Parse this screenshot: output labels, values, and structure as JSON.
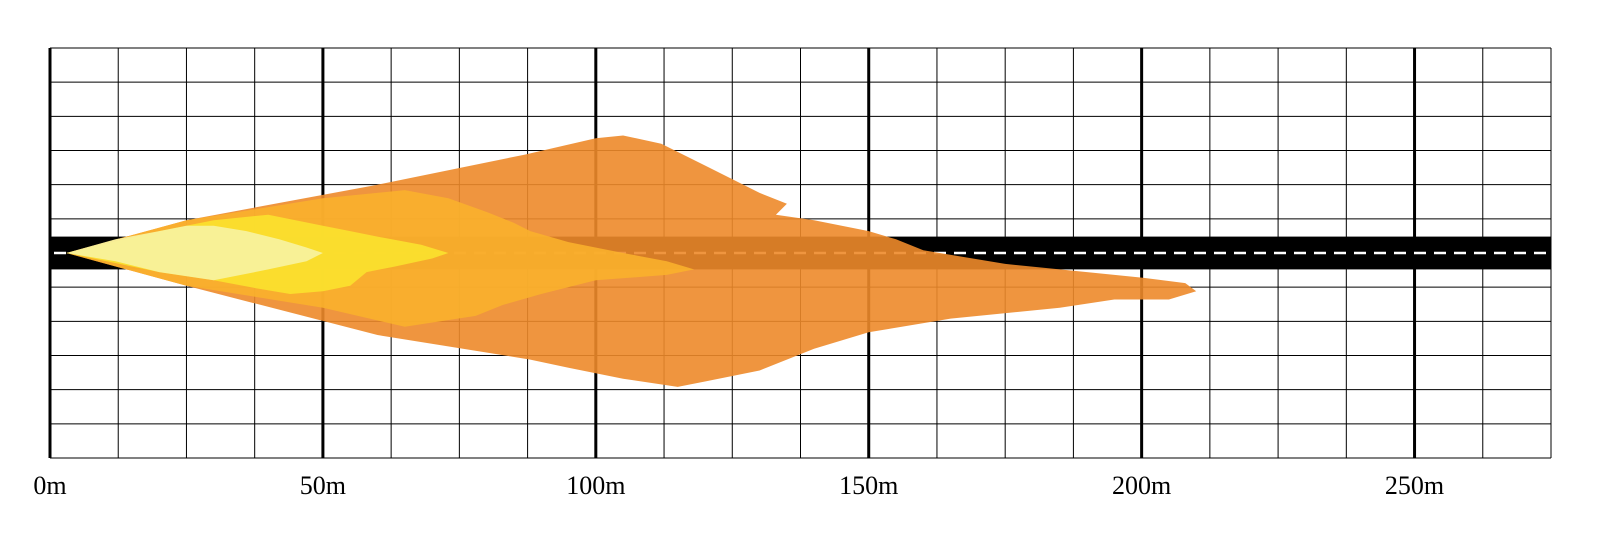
{
  "chart_data": {
    "type": "area",
    "title": "",
    "xlabel": "",
    "ylabel": "",
    "x_unit": "m",
    "xlim": [
      0,
      275
    ],
    "ylim": [
      -75,
      75
    ],
    "x_ticks": [
      0,
      50,
      100,
      150,
      200,
      250
    ],
    "tick_labels": [
      "0m",
      "50m",
      "100m",
      "150m",
      "200m",
      "250m"
    ],
    "grid": true,
    "minor_grid_step": 12.5,
    "road": {
      "center": 0,
      "half_width": 6,
      "color": "#000000",
      "centerline_color": "#ffffff"
    },
    "series": [
      {
        "color": "#ed8a2a",
        "points": [
          [
            3,
            0
          ],
          [
            25,
            12
          ],
          [
            60,
            25
          ],
          [
            87,
            36
          ],
          [
            100,
            42
          ],
          [
            105,
            43
          ],
          [
            112,
            40
          ],
          [
            120,
            32
          ],
          [
            130,
            22
          ],
          [
            135,
            18
          ],
          [
            133,
            14
          ],
          [
            140,
            12
          ],
          [
            150,
            8
          ],
          [
            155,
            5
          ],
          [
            160,
            1
          ],
          [
            175,
            -4
          ],
          [
            190,
            -7
          ],
          [
            200,
            -9
          ],
          [
            208,
            -11
          ],
          [
            210,
            -14
          ],
          [
            205,
            -17
          ],
          [
            195,
            -17
          ],
          [
            185,
            -20
          ],
          [
            165,
            -24
          ],
          [
            150,
            -29
          ],
          [
            140,
            -35
          ],
          [
            130,
            -43
          ],
          [
            120,
            -47
          ],
          [
            115,
            -49
          ],
          [
            105,
            -46
          ],
          [
            95,
            -42
          ],
          [
            88,
            -39
          ],
          [
            60,
            -30
          ],
          [
            25,
            -12
          ],
          [
            3,
            0
          ]
        ]
      },
      {
        "color": "#f9b02c",
        "points": [
          [
            3,
            0
          ],
          [
            25,
            12
          ],
          [
            50,
            20
          ],
          [
            65,
            23
          ],
          [
            73,
            20
          ],
          [
            80,
            15
          ],
          [
            85,
            11
          ],
          [
            88,
            8
          ],
          [
            95,
            4
          ],
          [
            105,
            0
          ],
          [
            113,
            -3
          ],
          [
            118,
            -6
          ],
          [
            113,
            -8
          ],
          [
            100,
            -10
          ],
          [
            90,
            -15
          ],
          [
            83,
            -19
          ],
          [
            78,
            -23
          ],
          [
            65,
            -27
          ],
          [
            50,
            -20
          ],
          [
            25,
            -12
          ],
          [
            3,
            0
          ]
        ]
      },
      {
        "color": "#fbe22d",
        "points": [
          [
            3,
            0
          ],
          [
            20,
            8
          ],
          [
            30,
            12
          ],
          [
            40,
            14
          ],
          [
            45,
            12
          ],
          [
            50,
            10
          ],
          [
            55,
            8
          ],
          [
            60,
            6
          ],
          [
            68,
            3
          ],
          [
            73,
            0
          ],
          [
            70,
            -2
          ],
          [
            63,
            -5
          ],
          [
            58,
            -7
          ],
          [
            55,
            -12
          ],
          [
            50,
            -14
          ],
          [
            44,
            -15
          ],
          [
            38,
            -13
          ],
          [
            30,
            -10
          ],
          [
            20,
            -7
          ],
          [
            3,
            0
          ]
        ]
      },
      {
        "color": "#f7f3a2",
        "points": [
          [
            3,
            0
          ],
          [
            12,
            5
          ],
          [
            20,
            8
          ],
          [
            25,
            10
          ],
          [
            30,
            10
          ],
          [
            36,
            8
          ],
          [
            42,
            5
          ],
          [
            47,
            2
          ],
          [
            50,
            0
          ],
          [
            47,
            -3
          ],
          [
            40,
            -6
          ],
          [
            35,
            -8
          ],
          [
            30,
            -10
          ],
          [
            20,
            -7
          ],
          [
            12,
            -3
          ],
          [
            3,
            0
          ]
        ]
      }
    ]
  }
}
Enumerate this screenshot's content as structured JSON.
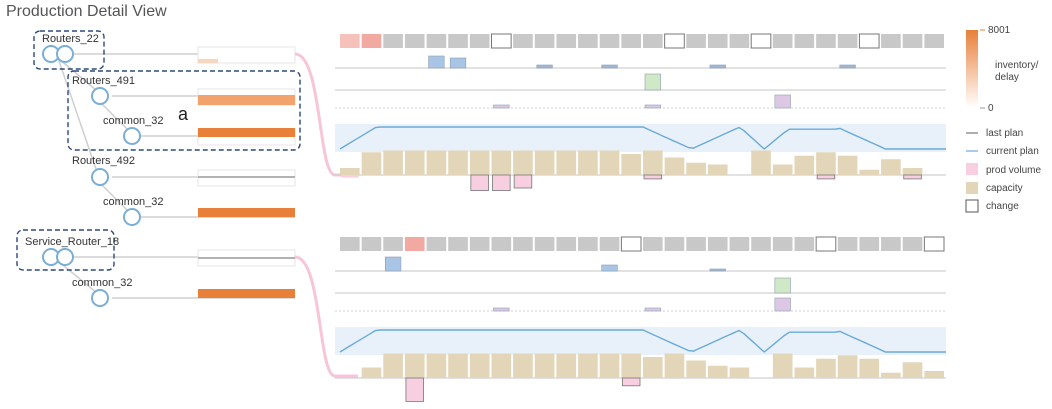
{
  "title": "Production Detail View",
  "annotation": "a",
  "colors": {
    "node": "#7aaed6",
    "line": "#c8c8c8",
    "dash": "#2b4a7a",
    "inventory": "#e8803a",
    "link": "#f7c5d8",
    "cell": "#c8c8c8",
    "cellHot": "#f1a9a2",
    "demand": "#a9c5e6",
    "plan": "#6aaad8",
    "planBand": "#e8f1fa",
    "capacity": "#e3d5b8",
    "prod": "#f7cfe0",
    "green": "#cfe9c6",
    "purple": "#dcc8e5"
  },
  "tree": [
    {
      "id": "Routers_22",
      "label": "Routers_22",
      "boxed": true
    },
    {
      "id": "Routers_491",
      "label": "Routers_491",
      "boxed": false
    },
    {
      "id": "common_32_a",
      "label": "common_32",
      "boxed": false
    },
    {
      "id": "Routers_492",
      "label": "Routers_492",
      "boxed": false
    },
    {
      "id": "common_32_b",
      "label": "common_32",
      "boxed": false
    },
    {
      "id": "Service_Router_18",
      "label": "Service_Router_18",
      "boxed": true
    },
    {
      "id": "common_32_c",
      "label": "common_32",
      "boxed": false
    }
  ],
  "legend": {
    "scale_max": "8001",
    "scale_min": "0",
    "scale_label_1": "inventory/",
    "scale_label_2": "delay",
    "items": [
      {
        "key": "last",
        "label": "last plan"
      },
      {
        "key": "current",
        "label": "current plan"
      },
      {
        "key": "prod",
        "label": "prod volume"
      },
      {
        "key": "capacity",
        "label": "capacity"
      },
      {
        "key": "change",
        "label": "change"
      }
    ]
  },
  "panels": [
    {
      "cells": [
        0.35,
        0.5,
        0,
        0,
        0,
        0,
        0,
        -1,
        0,
        0,
        0,
        0,
        0,
        0,
        0,
        -1,
        0,
        0,
        0,
        -1,
        0,
        0,
        0,
        0,
        -1,
        0,
        0,
        0
      ],
      "capacity": [
        0.2,
        0.65,
        0.7,
        0.7,
        0.7,
        0.7,
        0.7,
        0.7,
        0.7,
        0.7,
        0.7,
        0.7,
        0.7,
        0.6,
        0.7,
        0.5,
        0.35,
        0.3,
        0.0,
        0.7,
        0.3,
        0.55,
        0.65,
        0.55,
        0.15,
        0.45,
        0.2,
        0.0
      ],
      "prod": [
        0.1,
        0,
        0,
        0,
        0,
        0,
        0.6,
        0.6,
        0.5,
        0,
        0,
        0,
        0,
        0,
        0.15,
        0,
        0,
        0,
        0,
        0,
        0,
        0,
        0.15,
        0,
        0,
        0,
        0.15,
        0
      ]
    },
    {
      "cells": [
        0,
        0,
        0,
        0.55,
        0,
        0,
        0,
        0,
        0,
        0,
        0,
        0,
        0,
        -1,
        0,
        0,
        0,
        0,
        0,
        0,
        0,
        0,
        -1,
        0,
        0,
        0,
        0,
        -1
      ],
      "capacity": [
        0.0,
        0.3,
        0.7,
        0.7,
        0.7,
        0.7,
        0.7,
        0.7,
        0.7,
        0.7,
        0.7,
        0.7,
        0.7,
        0.7,
        0.6,
        0.7,
        0.5,
        0.35,
        0.3,
        0.0,
        0.7,
        0.3,
        0.55,
        0.65,
        0.55,
        0.15,
        0.45,
        0.2
      ],
      "prod": [
        0,
        0,
        0,
        0.9,
        0,
        0,
        0,
        0,
        0,
        0,
        0,
        0,
        0,
        0.3,
        0,
        0,
        0,
        0,
        0,
        0,
        0,
        0,
        0,
        0,
        0,
        0,
        0,
        0
      ]
    }
  ]
}
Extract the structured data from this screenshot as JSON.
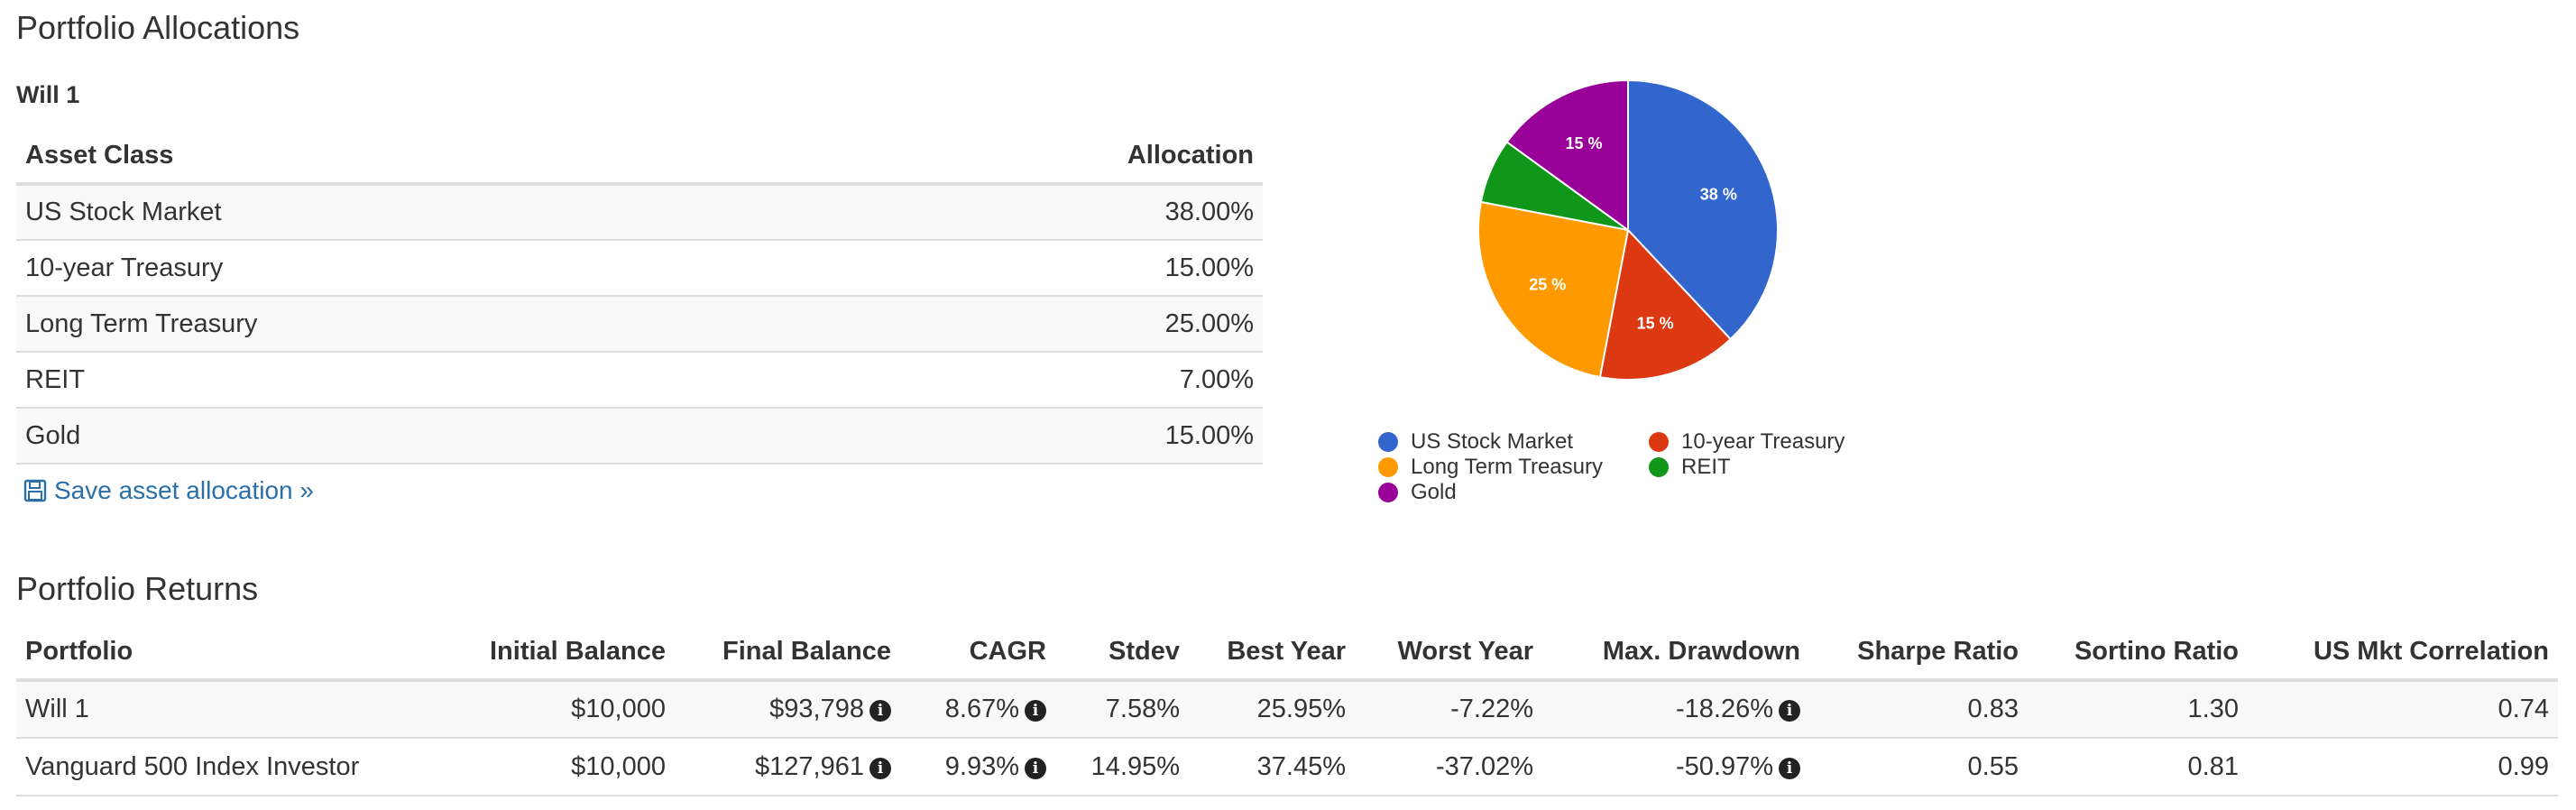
{
  "allocations": {
    "title": "Portfolio Allocations",
    "portfolio_name": "Will 1",
    "columns": [
      "Asset Class",
      "Allocation"
    ],
    "rows": [
      {
        "asset": "US Stock Market",
        "allocation": "38.00%"
      },
      {
        "asset": "10-year Treasury",
        "allocation": "15.00%"
      },
      {
        "asset": "Long Term Treasury",
        "allocation": "25.00%"
      },
      {
        "asset": "REIT",
        "allocation": "7.00%"
      },
      {
        "asset": "Gold",
        "allocation": "15.00%"
      }
    ],
    "save_link": "Save asset allocation »",
    "save_icon": "floppy-disk-icon"
  },
  "chart_data": {
    "type": "pie",
    "slices": [
      {
        "label": "US Stock Market",
        "value": 38,
        "color": "#3366cc",
        "data_label": "38 %"
      },
      {
        "label": "10-year Treasury",
        "value": 15,
        "color": "#dc3912",
        "data_label": "15 %"
      },
      {
        "label": "Long Term Treasury",
        "value": 25,
        "color": "#ff9900",
        "data_label": "25 %"
      },
      {
        "label": "REIT",
        "value": 7,
        "color": "#109618",
        "data_label": ""
      },
      {
        "label": "Gold",
        "value": 15,
        "color": "#990099",
        "data_label": "15 %"
      }
    ],
    "legend_placement": "bottom",
    "legend": [
      {
        "label": "US Stock Market",
        "color": "#3366cc"
      },
      {
        "label": "10-year Treasury",
        "color": "#dc3912"
      },
      {
        "label": "Long Term Treasury",
        "color": "#ff9900"
      },
      {
        "label": "REIT",
        "color": "#109618"
      },
      {
        "label": "Gold",
        "color": "#990099"
      }
    ]
  },
  "returns": {
    "title": "Portfolio Returns",
    "columns": [
      "Portfolio",
      "Initial Balance",
      "Final Balance",
      "CAGR",
      "Stdev",
      "Best Year",
      "Worst Year",
      "Max. Drawdown",
      "Sharpe Ratio",
      "Sortino Ratio",
      "US Mkt Correlation"
    ],
    "rows": [
      {
        "portfolio": "Will 1",
        "initial": "$10,000",
        "final": "$93,798",
        "cagr": "8.67%",
        "stdev": "7.58%",
        "best": "25.95%",
        "worst": "-7.22%",
        "drawdown": "-18.26%",
        "sharpe": "0.83",
        "sortino": "1.30",
        "corr": "0.74"
      },
      {
        "portfolio": "Vanguard 500 Index Investor",
        "initial": "$10,000",
        "final": "$127,961",
        "cagr": "9.93%",
        "stdev": "14.95%",
        "best": "37.45%",
        "worst": "-37.02%",
        "drawdown": "-50.97%",
        "sharpe": "0.55",
        "sortino": "0.81",
        "corr": "0.99"
      }
    ],
    "info_icon": "info-icon",
    "info_glyph": "i"
  }
}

═══

### Given task:
Pick out the lines that contain "JSON" and copy them.

### Solution to this problem:
Parse this screenshot: output labels, values, and structure as JSON.
Enumerate this screenshot's content as structured JSON.
Extract the structured data from this screenshot as JSON.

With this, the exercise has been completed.